Element and region listings:

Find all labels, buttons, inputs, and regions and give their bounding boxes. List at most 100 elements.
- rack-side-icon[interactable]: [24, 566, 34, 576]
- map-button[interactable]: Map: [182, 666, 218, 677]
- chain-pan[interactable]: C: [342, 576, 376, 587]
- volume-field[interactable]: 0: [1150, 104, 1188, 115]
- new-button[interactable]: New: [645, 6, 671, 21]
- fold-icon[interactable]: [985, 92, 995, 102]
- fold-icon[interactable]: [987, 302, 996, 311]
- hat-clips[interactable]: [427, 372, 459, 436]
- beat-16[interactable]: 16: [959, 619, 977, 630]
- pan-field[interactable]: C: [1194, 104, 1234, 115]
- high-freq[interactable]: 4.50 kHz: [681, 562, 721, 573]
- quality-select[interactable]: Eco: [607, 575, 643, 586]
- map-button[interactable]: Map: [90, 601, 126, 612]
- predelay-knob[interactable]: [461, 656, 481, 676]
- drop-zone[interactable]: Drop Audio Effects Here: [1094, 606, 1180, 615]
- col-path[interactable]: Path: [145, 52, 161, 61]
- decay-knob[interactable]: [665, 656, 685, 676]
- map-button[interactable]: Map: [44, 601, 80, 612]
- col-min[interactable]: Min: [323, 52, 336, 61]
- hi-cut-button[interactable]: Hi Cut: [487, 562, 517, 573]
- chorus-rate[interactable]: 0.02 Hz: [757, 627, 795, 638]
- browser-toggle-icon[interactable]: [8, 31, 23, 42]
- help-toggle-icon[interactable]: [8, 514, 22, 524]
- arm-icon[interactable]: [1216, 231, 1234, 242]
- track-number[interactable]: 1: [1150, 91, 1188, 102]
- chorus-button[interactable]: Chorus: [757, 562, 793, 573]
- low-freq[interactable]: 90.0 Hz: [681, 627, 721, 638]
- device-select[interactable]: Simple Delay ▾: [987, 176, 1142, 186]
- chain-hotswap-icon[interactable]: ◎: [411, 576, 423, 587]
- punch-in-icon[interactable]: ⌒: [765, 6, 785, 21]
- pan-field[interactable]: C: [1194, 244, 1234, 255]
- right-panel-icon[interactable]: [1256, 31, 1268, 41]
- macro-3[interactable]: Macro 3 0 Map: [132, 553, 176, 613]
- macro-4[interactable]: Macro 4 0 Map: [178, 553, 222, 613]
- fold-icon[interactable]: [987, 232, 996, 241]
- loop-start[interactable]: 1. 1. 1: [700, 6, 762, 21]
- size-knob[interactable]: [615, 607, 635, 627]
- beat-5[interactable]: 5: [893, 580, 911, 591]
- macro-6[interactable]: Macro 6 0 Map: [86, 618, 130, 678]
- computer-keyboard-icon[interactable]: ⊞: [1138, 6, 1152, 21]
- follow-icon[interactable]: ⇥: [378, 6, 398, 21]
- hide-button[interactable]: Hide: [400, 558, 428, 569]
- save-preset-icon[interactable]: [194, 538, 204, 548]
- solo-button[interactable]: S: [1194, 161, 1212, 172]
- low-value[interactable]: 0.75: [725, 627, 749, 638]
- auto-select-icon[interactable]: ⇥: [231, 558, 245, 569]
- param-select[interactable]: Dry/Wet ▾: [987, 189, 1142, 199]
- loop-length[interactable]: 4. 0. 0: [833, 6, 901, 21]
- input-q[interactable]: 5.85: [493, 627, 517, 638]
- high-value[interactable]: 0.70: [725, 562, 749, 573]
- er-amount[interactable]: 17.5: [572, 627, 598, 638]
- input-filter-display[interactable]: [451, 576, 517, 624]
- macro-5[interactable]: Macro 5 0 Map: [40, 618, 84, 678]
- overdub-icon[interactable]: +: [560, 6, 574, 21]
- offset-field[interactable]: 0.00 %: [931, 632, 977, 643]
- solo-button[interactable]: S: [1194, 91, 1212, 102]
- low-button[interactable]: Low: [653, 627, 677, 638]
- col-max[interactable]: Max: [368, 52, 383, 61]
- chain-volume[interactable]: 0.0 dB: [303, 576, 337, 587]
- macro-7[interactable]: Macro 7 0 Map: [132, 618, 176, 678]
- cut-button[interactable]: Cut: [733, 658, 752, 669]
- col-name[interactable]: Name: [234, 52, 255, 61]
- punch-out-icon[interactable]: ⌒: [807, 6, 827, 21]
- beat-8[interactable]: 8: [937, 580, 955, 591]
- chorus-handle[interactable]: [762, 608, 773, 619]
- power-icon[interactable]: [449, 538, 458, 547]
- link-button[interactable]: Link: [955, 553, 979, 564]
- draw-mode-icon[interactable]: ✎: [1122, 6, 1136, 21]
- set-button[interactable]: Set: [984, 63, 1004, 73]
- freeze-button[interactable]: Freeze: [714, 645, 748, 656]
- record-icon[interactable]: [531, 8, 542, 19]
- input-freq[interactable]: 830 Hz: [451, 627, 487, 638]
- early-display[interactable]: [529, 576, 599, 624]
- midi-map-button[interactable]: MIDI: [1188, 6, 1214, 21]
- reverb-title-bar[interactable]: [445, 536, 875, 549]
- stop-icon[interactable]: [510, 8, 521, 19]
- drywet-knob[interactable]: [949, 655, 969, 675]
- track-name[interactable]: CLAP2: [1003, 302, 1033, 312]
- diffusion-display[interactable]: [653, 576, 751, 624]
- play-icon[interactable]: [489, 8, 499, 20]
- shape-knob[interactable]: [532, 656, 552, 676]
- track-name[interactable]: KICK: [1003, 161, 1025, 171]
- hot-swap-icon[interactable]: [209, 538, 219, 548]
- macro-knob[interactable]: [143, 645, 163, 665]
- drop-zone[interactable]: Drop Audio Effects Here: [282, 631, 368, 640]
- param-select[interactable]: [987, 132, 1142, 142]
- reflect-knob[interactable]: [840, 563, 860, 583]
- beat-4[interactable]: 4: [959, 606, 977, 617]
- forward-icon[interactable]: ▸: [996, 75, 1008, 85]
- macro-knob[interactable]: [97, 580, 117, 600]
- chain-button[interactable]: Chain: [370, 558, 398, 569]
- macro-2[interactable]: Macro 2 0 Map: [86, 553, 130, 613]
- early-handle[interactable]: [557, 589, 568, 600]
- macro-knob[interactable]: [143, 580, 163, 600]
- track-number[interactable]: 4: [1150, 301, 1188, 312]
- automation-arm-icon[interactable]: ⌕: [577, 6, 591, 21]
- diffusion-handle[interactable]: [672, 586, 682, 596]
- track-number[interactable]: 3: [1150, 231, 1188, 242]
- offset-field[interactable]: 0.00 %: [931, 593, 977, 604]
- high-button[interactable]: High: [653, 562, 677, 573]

INSTRUCTIONS FOR THE TASK →
Please copy these records line for line, with no changes.

ANSWER BELOW →
Find all labels, buttons, inputs, and regions and give their bounding boxes. List at most 100 elements.
- rack-side-icon[interactable]: [24, 566, 34, 576]
- map-button[interactable]: Map: [182, 666, 218, 677]
- chain-pan[interactable]: C: [342, 576, 376, 587]
- volume-field[interactable]: 0: [1150, 104, 1188, 115]
- new-button[interactable]: New: [645, 6, 671, 21]
- fold-icon[interactable]: [985, 92, 995, 102]
- fold-icon[interactable]: [987, 302, 996, 311]
- hat-clips[interactable]: [427, 372, 459, 436]
- beat-16[interactable]: 16: [959, 619, 977, 630]
- pan-field[interactable]: C: [1194, 104, 1234, 115]
- high-freq[interactable]: 4.50 kHz: [681, 562, 721, 573]
- quality-select[interactable]: Eco: [607, 575, 643, 586]
- map-button[interactable]: Map: [90, 601, 126, 612]
- predelay-knob[interactable]: [461, 656, 481, 676]
- drop-zone[interactable]: Drop Audio Effects Here: [1094, 606, 1180, 615]
- col-path[interactable]: Path: [145, 52, 161, 61]
- decay-knob[interactable]: [665, 656, 685, 676]
- map-button[interactable]: Map: [44, 601, 80, 612]
- col-min[interactable]: Min: [323, 52, 336, 61]
- hi-cut-button[interactable]: Hi Cut: [487, 562, 517, 573]
- chorus-rate[interactable]: 0.02 Hz: [757, 627, 795, 638]
- browser-toggle-icon[interactable]: [8, 31, 23, 42]
- help-toggle-icon[interactable]: [8, 514, 22, 524]
- arm-icon[interactable]: [1216, 231, 1234, 242]
- track-number[interactable]: 1: [1150, 91, 1188, 102]
- chorus-button[interactable]: Chorus: [757, 562, 793, 573]
- low-freq[interactable]: 90.0 Hz: [681, 627, 721, 638]
- device-select[interactable]: Simple Delay ▾: [987, 176, 1142, 186]
- chain-hotswap-icon[interactable]: ◎: [411, 576, 423, 587]
- punch-in-icon[interactable]: ⌒: [765, 6, 785, 21]
- pan-field[interactable]: C: [1194, 244, 1234, 255]
- right-panel-icon[interactable]: [1256, 31, 1268, 41]
- macro-3[interactable]: Macro 3 0 Map: [132, 553, 176, 613]
- macro-4[interactable]: Macro 4 0 Map: [178, 553, 222, 613]
- fold-icon[interactable]: [987, 232, 996, 241]
- loop-start[interactable]: 1. 1. 1: [700, 6, 762, 21]
- size-knob[interactable]: [615, 607, 635, 627]
- beat-5[interactable]: 5: [893, 580, 911, 591]
- macro-6[interactable]: Macro 6 0 Map: [86, 618, 130, 678]
- computer-keyboard-icon[interactable]: ⊞: [1138, 6, 1152, 21]
- follow-icon[interactable]: ⇥: [378, 6, 398, 21]
- hide-button[interactable]: Hide: [400, 558, 428, 569]
- save-preset-icon[interactable]: [194, 538, 204, 548]
- solo-button[interactable]: S: [1194, 161, 1212, 172]
- low-value[interactable]: 0.75: [725, 627, 749, 638]
- auto-select-icon[interactable]: ⇥: [231, 558, 245, 569]
- param-select[interactable]: Dry/Wet ▾: [987, 189, 1142, 199]
- loop-length[interactable]: 4. 0. 0: [833, 6, 901, 21]
- input-q[interactable]: 5.85: [493, 627, 517, 638]
- high-value[interactable]: 0.70: [725, 562, 749, 573]
- er-amount[interactable]: 17.5: [572, 627, 598, 638]
- input-filter-display[interactable]: [451, 576, 517, 624]
- macro-5[interactable]: Macro 5 0 Map: [40, 618, 84, 678]
- overdub-icon[interactable]: +: [560, 6, 574, 21]
- offset-field[interactable]: 0.00 %: [931, 632, 977, 643]
- solo-button[interactable]: S: [1194, 91, 1212, 102]
- low-button[interactable]: Low: [653, 627, 677, 638]
- col-max[interactable]: Max: [368, 52, 383, 61]
- chain-volume[interactable]: 0.0 dB: [303, 576, 337, 587]
- macro-7[interactable]: Macro 7 0 Map: [132, 618, 176, 678]
- cut-button[interactable]: Cut: [733, 658, 752, 669]
- col-name[interactable]: Name: [234, 52, 255, 61]
- punch-out-icon[interactable]: ⌒: [807, 6, 827, 21]
- beat-8[interactable]: 8: [937, 580, 955, 591]
- chorus-handle[interactable]: [762, 608, 773, 619]
- power-icon[interactable]: [449, 538, 458, 547]
- link-button[interactable]: Link: [955, 553, 979, 564]
- draw-mode-icon[interactable]: ✎: [1122, 6, 1136, 21]
- set-button[interactable]: Set: [984, 63, 1004, 73]
- freeze-button[interactable]: Freeze: [714, 645, 748, 656]
- record-icon[interactable]: [531, 8, 542, 19]
- input-freq[interactable]: 830 Hz: [451, 627, 487, 638]
- early-display[interactable]: [529, 576, 599, 624]
- midi-map-button[interactable]: MIDI: [1188, 6, 1214, 21]
- reverb-title-bar[interactable]: [445, 536, 875, 549]
- stop-icon[interactable]: [510, 8, 521, 19]
- drywet-knob[interactable]: [949, 655, 969, 675]
- track-name[interactable]: CLAP2: [1003, 302, 1033, 312]
- diffusion-display[interactable]: [653, 576, 751, 624]
- play-icon[interactable]: [489, 8, 499, 20]
- shape-knob[interactable]: [532, 656, 552, 676]
- track-name[interactable]: KICK: [1003, 161, 1025, 171]
- hot-swap-icon[interactable]: [209, 538, 219, 548]
- macro-knob[interactable]: [143, 645, 163, 665]
- drop-zone[interactable]: Drop Audio Effects Here: [282, 631, 368, 640]
- param-select[interactable]: [987, 132, 1142, 142]
- reflect-knob[interactable]: [840, 563, 860, 583]
- beat-4[interactable]: 4: [959, 606, 977, 617]
- forward-icon[interactable]: ▸: [996, 75, 1008, 85]
- macro-knob[interactable]: [97, 580, 117, 600]
- chain-button[interactable]: Chain: [370, 558, 398, 569]
- macro-2[interactable]: Macro 2 0 Map: [86, 553, 130, 613]
- early-handle[interactable]: [557, 589, 568, 600]
- macro-knob[interactable]: [143, 580, 163, 600]
- track-number[interactable]: 4: [1150, 301, 1188, 312]
- automation-arm-icon[interactable]: ⌕: [577, 6, 591, 21]
- diffusion-handle[interactable]: [672, 586, 682, 596]
- track-number[interactable]: 3: [1150, 231, 1188, 242]
- offset-field[interactable]: 0.00 %: [931, 593, 977, 604]
- high-button[interactable]: High: [653, 562, 677, 573]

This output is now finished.